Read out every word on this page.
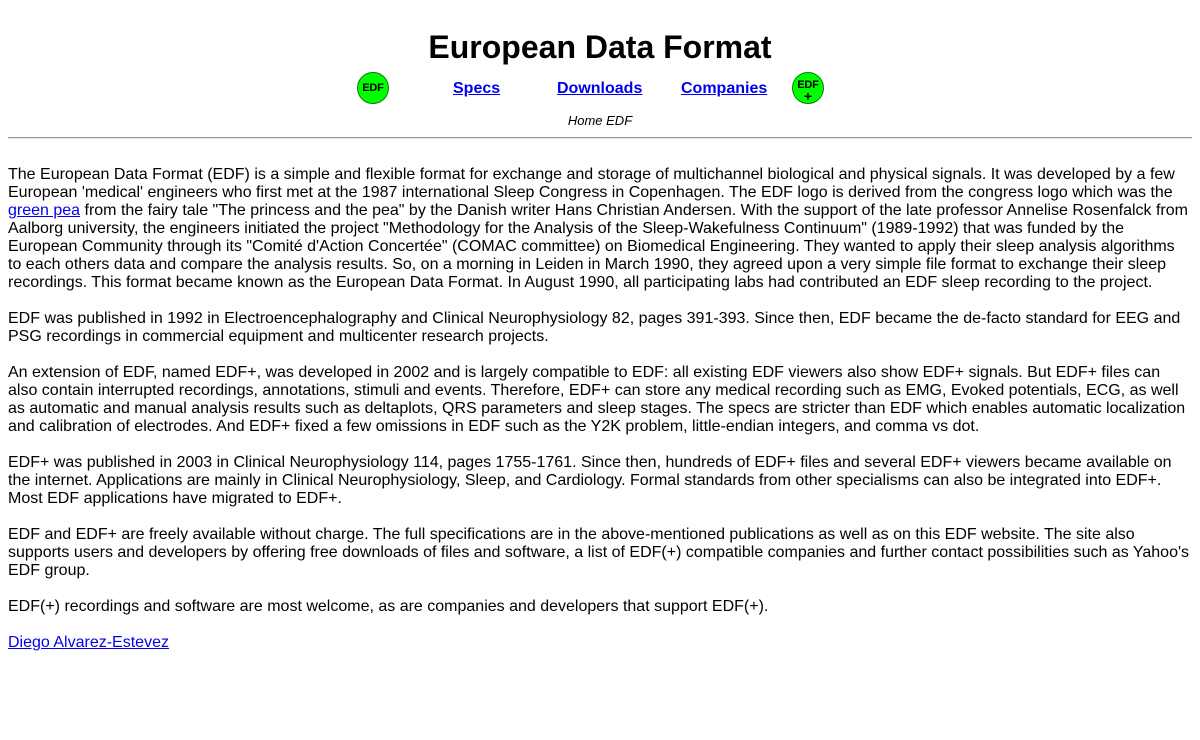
European Data Format
EDF	Specs	Downloads Companies	EDF
+
Home EDF

The European Data Format (EDF) is a simple and flexible format for exchange and storage of multichannel biological and physical signals. It was developed by a few European 'medical' engineers who first met at the 1987 international Sleep Congress in Copenhagen. The EDF logo is derived from the congress logo which was the green pea from the fairy tale "The princess and the pea" by the Danish writer Hans Christian Andersen. With the support of the late professor Annelise Rosenfalck from Aalborg university, the engineers initiated the project "Methodology for the Analysis of the Sleep-Wakefulness Continuum" (1989-1992) that was funded by the European Community through its "Comité d'Action Concertée" (COMAC committee) on Biomedical Engineering. They wanted to apply their sleep analysis algorithms to each others data and compare the analysis results. So, on a morning in Leiden in March 1990, they agreed upon a very simple file format to exchange their sleep recordings. This format became known as the European Data Format. In August 1990, all participating labs had contributed an EDF sleep recording to the project.

EDF was published in 1992 in Electroencephalography and Clinical Neurophysiology 82, pages 391-393. Since then, EDF became the de-facto standard for EEG and PSG recordings in commercial equipment and multicenter research projects.

An extension of EDF, named EDF+, was developed in 2002 and is largely compatible to EDF: all existing EDF viewers also show EDF+ signals. But EDF+ files can also contain interrupted recordings, annotations, stimuli and events. Therefore, EDF+ can store any medical recording such as EMG, Evoked potentials, ECG, as well as automatic and manual analysis results such as deltaplots, QRS parameters and sleep stages. The specs are stricter than EDF which enables automatic localization and calibration of electrodes. And EDF+ fixed a few omissions in EDF such as the Y2K problem, little-endian integers, and comma vs dot.

EDF+ was published in 2003 in Clinical Neurophysiology 114, pages 1755-1761. Since then, hundreds of EDF+ files and several EDF+ viewers became available on the internet. Applications are mainly in Clinical Neurophysiology, Sleep, and Cardiology. Formal standards from other specialisms can also be integrated into EDF+. Most EDF applications have migrated to EDF+.

EDF and EDF+ are freely available without charge. The full specifications are in the above-mentioned publications as well as on this EDF website. The site also supports users and developers by offering free downloads of files and software, a list of EDF(+) compatible companies and further contact possibilities such as Yahoo's EDF group.

EDF(+) recordings and software are most welcome, as are companies and developers that support EDF(+).

Diego Alvarez-Estevez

================

• Required task: Collect the lines of the data that carry the word "viewers".

• Answer to the exercise:
An extension of EDF, named EDF+, was developed in 2002 and is largely compatible to EDF: all existing EDF viewers also show EDF+ signals. But EDF+ files can also contain interrupted recordings, annotations, stimuli and events. Therefore, EDF+ can store any medical recording such as EMG, Evoked potentials, ECG, as well as automatic and manual analysis results such as deltaplots, QRS parameters and sleep stages. The specs are stricter than EDF which enables automatic localization and calibration of electrodes. And EDF+ fixed a few omissions in EDF such as the Y2K problem, little-endian integers, and comma vs dot.
EDF+ was published in 2003 in Clinical Neurophysiology 114, pages 1755-1761. Since then, hundreds of EDF+ files and several EDF+ viewers became available on the internet. Applications are mainly in Clinical Neurophysiology, Sleep, and Cardiology. Formal standards from other specialisms can also be integrated into EDF+. Most EDF applications have migrated to EDF+.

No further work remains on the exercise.